This concept has been defined in the context of the Driver-II project, which aims to investigate the ways in which the availability of research data can be used to enhance the traditional academic publication. Even though the core of this type of compound object is an electronic publication, the general concept shares similarities with the Research Objects we are dealing with. In this page, we summarize the enhanced publication characteristics, including the requirements identified in D4.2 Report on Object Models and Functionalities that those objects should comply with. Some of those requirements may be useful for the characterization of ROs. Some of them may be also useful for different WPs. For instance, the discussion regarding versioning of these compound objects may be interesting in the context of WP3.
Enhanced publications can be defined as compound digital objects which combine ePrints with one or more metadata records, one or more research data objects, or any combination of these. The term ePrint is used to refer to an electronic version of an academic research paper (as proposed by Foulonneau and André, e.g., dissertations, journal articles, working papers, book chapters or reports. Similarly, the term research data may refer to any of the following types of objects:
- Data collections containing, e.g., the results of experiments, measurements performed by technical instruments or the results of surveys
- Data visualisations, e.g., graphs, diagrams, tables, or 3D models
- Machine readable chemical structures
- Multimedia files, e.g., images, video files or audio recordings
- Mathematical formulae, e.g., expressed in MathXML, or algorithms
- Text documents that form part of a corpus created for research purposes
- Software, which may be provided as source code, or implemented as web services
- Commentaries and annotations made by agents who have consulted digital objects
- Specifications of instruments or other hardware
- Digital certificates for research instruments
Requirements and recommendations for enhanced publications (EP)
Although, the core of an enhanced publication is an ePrint, whereas for a Research Objects is a scientific workflow, many of the following requirements for enhanced publications can be applied or at least be useful for the identification of requirements for ROs.
- Wrt Specification of the structure of enhanced publications,
o It must be possible at any moment to specify the component parts of an enhanced publication: Furthermore, it should be possible references not only to resources in their entirety, but, under certain conditions, also to specific locations within these resources, e.g., a specific table or even to a specific record or group of records within a database.
o Both the enhanced publication and its components must be available as web resources that can be referenced via URIs: It is advised to separate the URI of a resource from its location, especially as components of an enhanced publication do not necessarily have to be stored in a single repository. They may be distributed over different network locations.
- Wrt Compound Object properties
o It must be possible to add compound digital objects to the publication: Enhanced publications can be highly complex and multi-tiered objects, e.g., one enhanced publication may also wholly aggregate a second enhanced publication.

Spatial layout entries:
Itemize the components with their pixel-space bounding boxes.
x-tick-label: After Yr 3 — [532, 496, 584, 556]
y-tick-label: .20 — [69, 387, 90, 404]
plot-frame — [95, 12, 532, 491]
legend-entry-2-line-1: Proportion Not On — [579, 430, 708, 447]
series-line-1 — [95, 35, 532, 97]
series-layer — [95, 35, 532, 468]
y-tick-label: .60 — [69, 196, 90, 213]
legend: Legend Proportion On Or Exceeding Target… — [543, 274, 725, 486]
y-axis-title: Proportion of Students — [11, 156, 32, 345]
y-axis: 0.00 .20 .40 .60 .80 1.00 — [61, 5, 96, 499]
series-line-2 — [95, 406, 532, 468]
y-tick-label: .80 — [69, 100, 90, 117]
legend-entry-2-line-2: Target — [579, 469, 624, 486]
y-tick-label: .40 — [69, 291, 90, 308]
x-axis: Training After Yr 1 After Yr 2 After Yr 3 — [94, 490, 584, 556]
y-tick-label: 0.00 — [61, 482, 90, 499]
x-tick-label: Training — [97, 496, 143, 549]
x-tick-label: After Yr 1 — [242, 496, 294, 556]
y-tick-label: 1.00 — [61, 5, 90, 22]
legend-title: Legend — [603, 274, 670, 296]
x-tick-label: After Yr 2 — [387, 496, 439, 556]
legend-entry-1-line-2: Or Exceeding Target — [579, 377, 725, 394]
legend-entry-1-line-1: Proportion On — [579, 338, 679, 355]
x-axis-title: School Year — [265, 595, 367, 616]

▸ To be done:
Answer these questions from the enhanced publications text:
1. In which project was the concept of enhanced publications defined?
2. What does the text name as the core of a Research Object?
3. What reason does the text give for separating the URI of a resource from its location?
The data here is separate material, unrelated to the enhanced publications text.

▸ Answer in full:
1. The Driver-II project.
2. A scientific workflow.
3. The components of an enhanced publication do not necessarily have to be stored in a single repository. They may be distributed over different network locations.